- **DATASET CONTENT**:
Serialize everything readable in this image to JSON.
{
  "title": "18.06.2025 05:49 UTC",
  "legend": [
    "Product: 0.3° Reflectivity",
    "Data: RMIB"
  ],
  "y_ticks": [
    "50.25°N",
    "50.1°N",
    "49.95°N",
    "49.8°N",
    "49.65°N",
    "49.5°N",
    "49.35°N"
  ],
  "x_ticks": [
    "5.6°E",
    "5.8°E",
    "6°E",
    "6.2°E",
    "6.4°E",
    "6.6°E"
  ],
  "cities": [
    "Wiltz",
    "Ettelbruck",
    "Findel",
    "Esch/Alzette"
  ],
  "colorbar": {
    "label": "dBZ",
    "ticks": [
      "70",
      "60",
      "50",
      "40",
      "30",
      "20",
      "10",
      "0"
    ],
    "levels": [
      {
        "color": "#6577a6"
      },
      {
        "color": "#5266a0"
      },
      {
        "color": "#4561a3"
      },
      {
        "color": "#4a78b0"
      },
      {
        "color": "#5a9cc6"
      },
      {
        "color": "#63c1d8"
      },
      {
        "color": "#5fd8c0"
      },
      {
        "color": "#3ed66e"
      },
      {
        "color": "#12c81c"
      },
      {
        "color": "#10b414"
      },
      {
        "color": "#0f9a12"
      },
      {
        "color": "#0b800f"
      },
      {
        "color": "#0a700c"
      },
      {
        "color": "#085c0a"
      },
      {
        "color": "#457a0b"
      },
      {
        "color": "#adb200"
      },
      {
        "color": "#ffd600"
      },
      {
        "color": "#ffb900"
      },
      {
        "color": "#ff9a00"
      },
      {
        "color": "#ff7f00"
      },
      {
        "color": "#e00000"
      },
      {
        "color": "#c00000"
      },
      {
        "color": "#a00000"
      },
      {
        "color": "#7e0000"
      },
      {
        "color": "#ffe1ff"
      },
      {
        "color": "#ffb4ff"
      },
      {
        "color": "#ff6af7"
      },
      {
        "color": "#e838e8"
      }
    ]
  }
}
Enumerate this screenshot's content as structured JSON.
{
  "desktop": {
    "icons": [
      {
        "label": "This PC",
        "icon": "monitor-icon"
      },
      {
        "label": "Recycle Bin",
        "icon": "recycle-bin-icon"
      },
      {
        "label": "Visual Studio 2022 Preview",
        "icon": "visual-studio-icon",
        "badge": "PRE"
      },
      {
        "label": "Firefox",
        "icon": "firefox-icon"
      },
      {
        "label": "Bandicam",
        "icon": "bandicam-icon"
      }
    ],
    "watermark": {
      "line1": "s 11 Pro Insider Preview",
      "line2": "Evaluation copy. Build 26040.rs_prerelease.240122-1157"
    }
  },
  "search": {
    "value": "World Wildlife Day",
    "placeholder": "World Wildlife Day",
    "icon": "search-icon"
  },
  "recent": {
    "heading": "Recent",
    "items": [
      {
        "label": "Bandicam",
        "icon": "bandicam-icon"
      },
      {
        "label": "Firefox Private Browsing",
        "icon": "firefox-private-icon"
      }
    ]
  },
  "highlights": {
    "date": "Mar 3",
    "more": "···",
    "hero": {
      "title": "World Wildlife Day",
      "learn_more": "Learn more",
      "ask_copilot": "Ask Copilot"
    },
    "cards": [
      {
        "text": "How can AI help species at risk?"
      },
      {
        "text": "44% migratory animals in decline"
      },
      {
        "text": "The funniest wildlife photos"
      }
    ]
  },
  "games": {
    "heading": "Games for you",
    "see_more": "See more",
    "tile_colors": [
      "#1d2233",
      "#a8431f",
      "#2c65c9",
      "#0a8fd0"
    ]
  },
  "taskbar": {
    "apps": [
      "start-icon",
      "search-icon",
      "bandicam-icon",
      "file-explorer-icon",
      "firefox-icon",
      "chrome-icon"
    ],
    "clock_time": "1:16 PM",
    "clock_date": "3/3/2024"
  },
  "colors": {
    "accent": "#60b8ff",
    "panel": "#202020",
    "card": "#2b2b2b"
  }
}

- **WHAT YOU ARE ASKED TO DO**: Output each record precisely as given.

- **WRITTEN SOLUTION**:
Serialize everything readable in this image to JSON.
{
  "title": "18.06.2025 05:49 UTC",
  "legend": [
    "Product: 0.3° Reflectivity",
    "Data: RMIB"
  ],
  "y_ticks": [
    "50.25°N",
    "50.1°N",
    "49.95°N",
    "49.8°N",
    "49.65°N",
    "49.5°N",
    "49.35°N"
  ],
  "x_ticks": [
    "5.6°E",
    "5.8°E",
    "6°E",
    "6.2°E",
    "6.4°E",
    "6.6°E"
  ],
  "cities": [
    "Wiltz",
    "Ettelbruck",
    "Findel",
    "Esch/Alzette"
  ],
  "colorbar": {
    "label": "dBZ",
    "ticks": [
      "70",
      "60",
      "50",
      "40",
      "30",
      "20",
      "10",
      "0"
    ],
    "levels": [
      {
        "color": "#6577a6"
      },
      {
        "color": "#5266a0"
      },
      {
        "color": "#4561a3"
      },
      {
        "color": "#4a78b0"
      },
      {
        "color": "#5a9cc6"
      },
      {
        "color": "#63c1d8"
      },
      {
        "color": "#5fd8c0"
      },
      {
        "color": "#3ed66e"
      },
      {
        "color": "#12c81c"
      },
      {
        "color": "#10b414"
      },
      {
        "color": "#0f9a12"
      },
      {
        "color": "#0b800f"
      },
      {
        "color": "#0a700c"
      },
      {
        "color": "#085c0a"
      },
      {
        "color": "#457a0b"
      },
      {
        "color": "#adb200"
      },
      {
        "color": "#ffd600"
      },
      {
        "color": "#ffb900"
      },
      {
        "color": "#ff9a00"
      },
      {
        "color": "#ff7f00"
      },
      {
        "color": "#e00000"
      },
      {
        "color": "#c00000"
      },
      {
        "color": "#a00000"
      },
      {
        "color": "#7e0000"
      },
      {
        "color": "#ffe1ff"
      },
      {
        "color": "#ffb4ff"
      },
      {
        "color": "#ff6af7"
      },
      {
        "color": "#e838e8"
      }
    ]
  }
}
Enumerate this screenshot's content as structured JSON.
{
  "desktop": {
    "icons": [
      {
        "label": "This PC",
        "icon": "monitor-icon"
      },
      {
        "label": "Recycle Bin",
        "icon": "recycle-bin-icon"
      },
      {
        "label": "Visual Studio 2022 Preview",
        "icon": "visual-studio-icon",
        "badge": "PRE"
      },
      {
        "label": "Firefox",
        "icon": "firefox-icon"
      },
      {
        "label": "Bandicam",
        "icon": "bandicam-icon"
      }
    ],
    "watermark": {
      "line1": "s 11 Pro Insider Preview",
      "line2": "Evaluation copy. Build 26040.rs_prerelease.240122-1157"
    }
  },
  "search": {
    "value": "World Wildlife Day",
    "placeholder": "World Wildlife Day",
    "icon": "search-icon"
  },
  "recent": {
    "heading": "Recent",
    "items": [
      {
        "label": "Bandicam",
        "icon": "bandicam-icon"
      },
      {
        "label": "Firefox Private Browsing",
        "icon": "firefox-private-icon"
      }
    ]
  },
  "highlights": {
    "date": "Mar 3",
    "more": "···",
    "hero": {
      "title": "World Wildlife Day",
      "learn_more": "Learn more",
      "ask_copilot": "Ask Copilot"
    },
    "cards": [
      {
        "text": "How can AI help species at risk?"
      },
      {
        "text": "44% migratory animals in decline"
      },
      {
        "text": "The funniest wildlife photos"
      }
    ]
  },
  "games": {
    "heading": "Games for you",
    "see_more": "See more",
    "tile_colors": [
      "#1d2233",
      "#a8431f",
      "#2c65c9",
      "#0a8fd0"
    ]
  },
  "taskbar": {
    "apps": [
      "start-icon",
      "search-icon",
      "bandicam-icon",
      "file-explorer-icon",
      "firefox-icon",
      "chrome-icon"
    ],
    "clock_time": "1:16 PM",
    "clock_date": "3/3/2024"
  },
  "colors": {
    "accent": "#60b8ff",
    "panel": "#202020",
    "card": "#2b2b2b"
  }
}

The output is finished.